■ Records provided
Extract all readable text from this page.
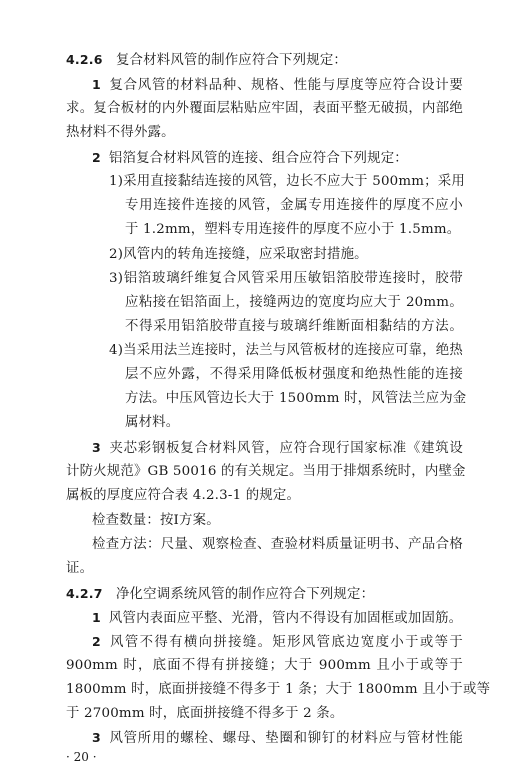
4.2.6 复合材料风管的制作应符合下列规定：
1 复合风管的材料品种、规格、性能与厚度等应符合设计要
求。复合板材的内外覆面层粘贴应牢固，表面平整无破损，内部绝
热材料不得外露。
2 铝箔复合材料风管的连接、组合应符合下列规定：
1)采用直接黏结连接的风管，边长不应大于 500mm；采用
专用连接件连接的风管，金属专用连接件的厚度不应小
于 1.2mm，塑料专用连接件的厚度不应小于 1.5mm。
2)风管内的转角连接缝，应采取密封措施。
3)铝箔玻璃纤维复合风管采用压敏铝箔胶带连接时，胶带
应粘接在铝箔面上，接缝两边的宽度均应大于 20mm。
不得采用铝箔胶带直接与玻璃纤维断面相黏结的方法。
4)当采用法兰连接时，法兰与风管板材的连接应可靠，绝热
层不应外露，不得采用降低板材强度和绝热性能的连接
方法。中压风管边长大于 1500mm 时，风管法兰应为金
属材料。
3 夹芯彩钢板复合材料风管，应符合现行国家标准《建筑设
计防火规范》GB 50016 的有关规定。当用于排烟系统时，内壁金
属板的厚度应符合表 4.2.3-1 的规定。
检查数量：按Ⅰ方案。
检查方法：尺量、观察检查、查验材料质量证明书、产品合格
证。
4.2.7 净化空调系统风管的制作应符合下列规定：
1 风管内表面应平整、光滑，管内不得设有加固框或加固筋。
2 风管不得有横向拼接缝。矩形风管底边宽度小于或等于
900mm 时，底面不得有拼接缝；大于 900mm 且小于或等于
1800mm 时，底面拼接缝不得多于 1 条；大于 1800mm 且小于或等
于 2700mm 时，底面拼接缝不得多于 2 条。
3 风管所用的螺栓、螺母、垫圈和铆钉的材料应与管材性能
· 20 ·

■ Set exercise
Among the lines above, determine how many hold the word "底面拼接缝不得多于"; report the figure alone.

■ Task output
2